Goal of the exercise. Transcribe the records that follow, preserving every word.

Material for the task.
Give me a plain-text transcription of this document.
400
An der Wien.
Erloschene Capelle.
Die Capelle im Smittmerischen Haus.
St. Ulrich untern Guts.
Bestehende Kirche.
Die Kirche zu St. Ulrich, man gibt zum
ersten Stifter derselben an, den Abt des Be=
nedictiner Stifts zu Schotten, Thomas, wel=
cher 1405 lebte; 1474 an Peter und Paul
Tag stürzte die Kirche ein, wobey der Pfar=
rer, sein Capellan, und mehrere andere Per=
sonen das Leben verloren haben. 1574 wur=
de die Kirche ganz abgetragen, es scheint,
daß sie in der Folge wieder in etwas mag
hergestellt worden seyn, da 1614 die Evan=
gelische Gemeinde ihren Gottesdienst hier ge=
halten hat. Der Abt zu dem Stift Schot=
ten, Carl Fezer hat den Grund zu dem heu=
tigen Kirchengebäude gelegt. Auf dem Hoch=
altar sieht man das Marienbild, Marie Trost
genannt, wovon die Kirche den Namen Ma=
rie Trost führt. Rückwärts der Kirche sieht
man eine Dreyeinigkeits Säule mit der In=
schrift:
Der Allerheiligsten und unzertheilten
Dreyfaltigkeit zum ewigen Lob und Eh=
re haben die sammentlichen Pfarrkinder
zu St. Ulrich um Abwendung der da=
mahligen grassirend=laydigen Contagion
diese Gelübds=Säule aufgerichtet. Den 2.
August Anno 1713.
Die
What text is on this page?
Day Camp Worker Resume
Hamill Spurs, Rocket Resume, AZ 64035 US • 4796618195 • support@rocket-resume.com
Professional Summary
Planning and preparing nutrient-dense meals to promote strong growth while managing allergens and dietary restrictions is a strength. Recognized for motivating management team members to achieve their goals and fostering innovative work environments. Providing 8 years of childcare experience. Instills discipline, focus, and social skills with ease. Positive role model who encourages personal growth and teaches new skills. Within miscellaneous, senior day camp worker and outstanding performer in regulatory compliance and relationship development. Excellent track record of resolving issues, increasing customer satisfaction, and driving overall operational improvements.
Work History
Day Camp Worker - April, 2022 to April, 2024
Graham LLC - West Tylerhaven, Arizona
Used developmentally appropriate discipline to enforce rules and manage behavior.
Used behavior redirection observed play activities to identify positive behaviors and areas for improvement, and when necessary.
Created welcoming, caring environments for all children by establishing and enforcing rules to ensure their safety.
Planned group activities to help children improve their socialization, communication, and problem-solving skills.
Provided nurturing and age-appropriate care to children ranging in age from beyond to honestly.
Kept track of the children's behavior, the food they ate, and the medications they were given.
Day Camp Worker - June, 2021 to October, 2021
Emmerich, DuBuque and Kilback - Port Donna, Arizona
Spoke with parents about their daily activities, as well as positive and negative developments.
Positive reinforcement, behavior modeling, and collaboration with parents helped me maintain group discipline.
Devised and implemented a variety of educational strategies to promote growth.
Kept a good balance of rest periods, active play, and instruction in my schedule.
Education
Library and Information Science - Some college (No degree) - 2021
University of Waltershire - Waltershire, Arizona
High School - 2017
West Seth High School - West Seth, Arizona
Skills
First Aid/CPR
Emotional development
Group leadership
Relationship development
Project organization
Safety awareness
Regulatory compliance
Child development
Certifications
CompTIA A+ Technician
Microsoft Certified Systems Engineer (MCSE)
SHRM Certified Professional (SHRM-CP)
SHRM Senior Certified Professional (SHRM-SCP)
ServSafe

Exercise answer.
Give me a plain-text transcription of this document.
400
An der Wien.
Erloschene Capelle.
Die Capelle im Smittmerischen Haus.
St. Ulrich untern Guts.
Bestehende Kirche.
Die Kirche zu St. Ulrich, man gibt zum
ersten Stifter derselben an, den Abt des Be=
nedictiner Stifts zu Schotten, Thomas, wel=
cher 1405 lebte; 1474 an Peter und Paul
Tag stürzte die Kirche ein, wobey der Pfar=
rer, sein Capellan, und mehrere andere Per=
sonen das Leben verloren haben. 1574 wur=
de die Kirche ganz abgetragen, es scheint,
daß sie in der Folge wieder in etwas mag
hergestellt worden seyn, da 1614 die Evan=
gelische Gemeinde ihren Gottesdienst hier ge=
halten hat. Der Abt zu dem Stift Schot=
ten, Carl Fezer hat den Grund zu dem heu=
tigen Kirchengebäude gelegt. Auf dem Hoch=
altar sieht man das Marienbild, Marie Trost
genannt, wovon die Kirche den Namen Ma=
rie Trost führt. Rückwärts der Kirche sieht
man eine Dreyeinigkeits Säule mit der In=
schrift:
Der Allerheiligsten und unzertheilten
Dreyfaltigkeit zum ewigen Lob und Eh=
re haben die sammentlichen Pfarrkinder
zu St. Ulrich um Abwendung der da=
mahligen grassirend=laydigen Contagion
diese Gelübds=Säule aufgerichtet. Den 2.
August Anno 1713.
Die
What text is on this page?
Day Camp Worker Resume
Hamill Spurs, Rocket Resume, AZ 64035 US • 4796618195 • support@rocket-resume.com
Professional Summary
Planning and preparing nutrient-dense meals to promote strong growth while managing allergens and dietary restrictions is a strength. Recognized for motivating management team members to achieve their goals and fostering innovative work environments. Providing 8 years of childcare experience. Instills discipline, focus, and social skills with ease. Positive role model who encourages personal growth and teaches new skills. Within miscellaneous, senior day camp worker and outstanding performer in regulatory compliance and relationship development. Excellent track record of resolving issues, increasing customer satisfaction, and driving overall operational improvements.
Work History
Day Camp Worker - April, 2022 to April, 2024
Graham LLC - West Tylerhaven, Arizona
Used developmentally appropriate discipline to enforce rules and manage behavior.
Used behavior redirection observed play activities to identify positive behaviors and areas for improvement, and when necessary.
Created welcoming, caring environments for all children by establishing and enforcing rules to ensure their safety.
Planned group activities to help children improve their socialization, communication, and problem-solving skills.
Provided nurturing and age-appropriate care to children ranging in age from beyond to honestly.
Kept track of the children's behavior, the food they ate, and the medications they were given.
Day Camp Worker - June, 2021 to October, 2021
Emmerich, DuBuque and Kilback - Port Donna, Arizona
Spoke with parents about their daily activities, as well as positive and negative developments.
Positive reinforcement, behavior modeling, and collaboration with parents helped me maintain group discipline.
Devised and implemented a variety of educational strategies to promote growth.
Kept a good balance of rest periods, active play, and instruction in my schedule.
Education
Library and Information Science - Some college (No degree) - 2021
University of Waltershire - Waltershire, Arizona
High School - 2017
West Seth High School - West Seth, Arizona
Skills
First Aid/CPR
Emotional development
Group leadership
Relationship development
Project organization
Safety awareness
Regulatory compliance
Child development
Certifications
CompTIA A+ Technician
Microsoft Certified Systems Engineer (MCSE)
SHRM Certified Professional (SHRM-CP)
SHRM Senior Certified Professional (SHRM-SCP)
ServSafe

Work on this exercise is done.